┌─ ENTRIES SHOWN
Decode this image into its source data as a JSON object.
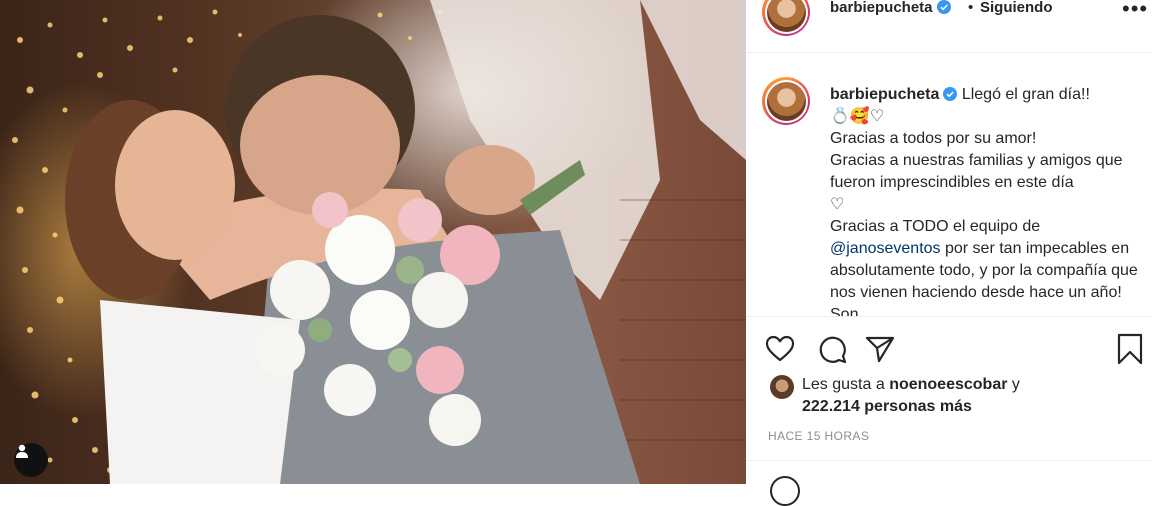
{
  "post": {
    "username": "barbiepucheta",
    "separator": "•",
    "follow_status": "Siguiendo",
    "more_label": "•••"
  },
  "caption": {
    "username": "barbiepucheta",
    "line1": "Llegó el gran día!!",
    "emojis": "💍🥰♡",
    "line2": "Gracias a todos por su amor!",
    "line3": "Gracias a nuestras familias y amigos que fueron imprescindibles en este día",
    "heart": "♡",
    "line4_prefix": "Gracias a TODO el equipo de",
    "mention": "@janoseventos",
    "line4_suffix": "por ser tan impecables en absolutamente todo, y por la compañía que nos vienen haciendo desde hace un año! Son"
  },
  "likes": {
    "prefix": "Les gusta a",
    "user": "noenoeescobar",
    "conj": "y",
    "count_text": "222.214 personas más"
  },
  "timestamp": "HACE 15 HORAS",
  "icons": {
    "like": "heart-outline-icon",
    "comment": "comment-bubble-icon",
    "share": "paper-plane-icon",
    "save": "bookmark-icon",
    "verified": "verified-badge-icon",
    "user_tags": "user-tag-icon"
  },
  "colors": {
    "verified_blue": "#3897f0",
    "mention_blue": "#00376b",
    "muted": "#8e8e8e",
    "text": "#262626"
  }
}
└─
┌─ ENTRIES SHOWN
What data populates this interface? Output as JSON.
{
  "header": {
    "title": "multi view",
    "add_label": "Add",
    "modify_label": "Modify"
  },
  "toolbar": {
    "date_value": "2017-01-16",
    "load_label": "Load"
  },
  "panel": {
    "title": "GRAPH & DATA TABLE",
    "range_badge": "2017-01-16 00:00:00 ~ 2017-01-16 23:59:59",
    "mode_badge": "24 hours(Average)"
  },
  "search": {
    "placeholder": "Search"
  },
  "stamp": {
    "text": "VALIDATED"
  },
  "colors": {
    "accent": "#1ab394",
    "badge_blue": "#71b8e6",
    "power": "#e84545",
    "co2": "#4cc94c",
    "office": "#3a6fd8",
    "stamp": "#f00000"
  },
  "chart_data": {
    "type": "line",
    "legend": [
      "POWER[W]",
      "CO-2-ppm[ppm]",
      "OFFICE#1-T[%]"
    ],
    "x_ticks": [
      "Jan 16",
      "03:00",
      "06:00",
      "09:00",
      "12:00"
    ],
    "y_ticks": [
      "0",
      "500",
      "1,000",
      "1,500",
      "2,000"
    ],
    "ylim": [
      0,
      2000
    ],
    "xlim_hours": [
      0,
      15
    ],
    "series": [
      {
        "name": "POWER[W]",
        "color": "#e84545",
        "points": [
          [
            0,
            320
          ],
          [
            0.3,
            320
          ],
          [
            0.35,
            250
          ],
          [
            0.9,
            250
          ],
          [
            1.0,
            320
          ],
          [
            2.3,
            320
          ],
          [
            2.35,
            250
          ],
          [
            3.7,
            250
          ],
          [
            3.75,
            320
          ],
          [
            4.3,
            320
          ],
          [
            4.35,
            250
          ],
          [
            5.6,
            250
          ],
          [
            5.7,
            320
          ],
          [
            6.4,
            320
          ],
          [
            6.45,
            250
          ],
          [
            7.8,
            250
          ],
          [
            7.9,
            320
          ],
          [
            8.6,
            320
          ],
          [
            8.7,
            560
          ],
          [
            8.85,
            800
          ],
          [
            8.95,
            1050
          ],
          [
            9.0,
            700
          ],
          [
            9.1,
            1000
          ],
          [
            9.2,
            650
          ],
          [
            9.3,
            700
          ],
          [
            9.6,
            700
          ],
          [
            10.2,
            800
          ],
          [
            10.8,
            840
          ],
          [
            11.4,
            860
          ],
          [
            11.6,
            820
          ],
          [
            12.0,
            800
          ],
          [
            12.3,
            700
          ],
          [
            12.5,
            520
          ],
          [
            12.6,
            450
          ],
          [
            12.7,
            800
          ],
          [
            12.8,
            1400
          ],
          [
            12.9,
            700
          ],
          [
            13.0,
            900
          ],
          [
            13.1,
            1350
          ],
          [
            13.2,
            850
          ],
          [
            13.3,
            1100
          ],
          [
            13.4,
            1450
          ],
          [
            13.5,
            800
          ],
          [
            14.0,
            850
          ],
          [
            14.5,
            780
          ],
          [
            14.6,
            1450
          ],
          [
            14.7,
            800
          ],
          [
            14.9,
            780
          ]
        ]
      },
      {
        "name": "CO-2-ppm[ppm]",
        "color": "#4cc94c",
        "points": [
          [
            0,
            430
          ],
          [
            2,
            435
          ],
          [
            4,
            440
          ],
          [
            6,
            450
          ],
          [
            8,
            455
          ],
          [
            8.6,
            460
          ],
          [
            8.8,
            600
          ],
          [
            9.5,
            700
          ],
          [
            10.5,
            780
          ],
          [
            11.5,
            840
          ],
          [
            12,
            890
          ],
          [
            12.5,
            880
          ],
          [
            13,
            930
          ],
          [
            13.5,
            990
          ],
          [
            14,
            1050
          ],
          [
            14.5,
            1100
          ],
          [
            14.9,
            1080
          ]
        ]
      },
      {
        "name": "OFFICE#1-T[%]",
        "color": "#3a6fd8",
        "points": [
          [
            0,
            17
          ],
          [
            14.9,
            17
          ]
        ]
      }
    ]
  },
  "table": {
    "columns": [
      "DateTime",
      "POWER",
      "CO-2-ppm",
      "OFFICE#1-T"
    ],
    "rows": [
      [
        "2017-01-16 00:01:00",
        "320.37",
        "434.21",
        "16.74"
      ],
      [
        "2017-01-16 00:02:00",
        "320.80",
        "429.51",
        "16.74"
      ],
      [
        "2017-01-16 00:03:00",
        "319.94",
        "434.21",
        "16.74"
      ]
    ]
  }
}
└─
§ WRITTEN EXERCISE
Only lines with "JSON" are wanted here; list each of them.

§ THE RESULT
Decode this image into its source data as a JSON object.
What data populates this interface? Output as JSON.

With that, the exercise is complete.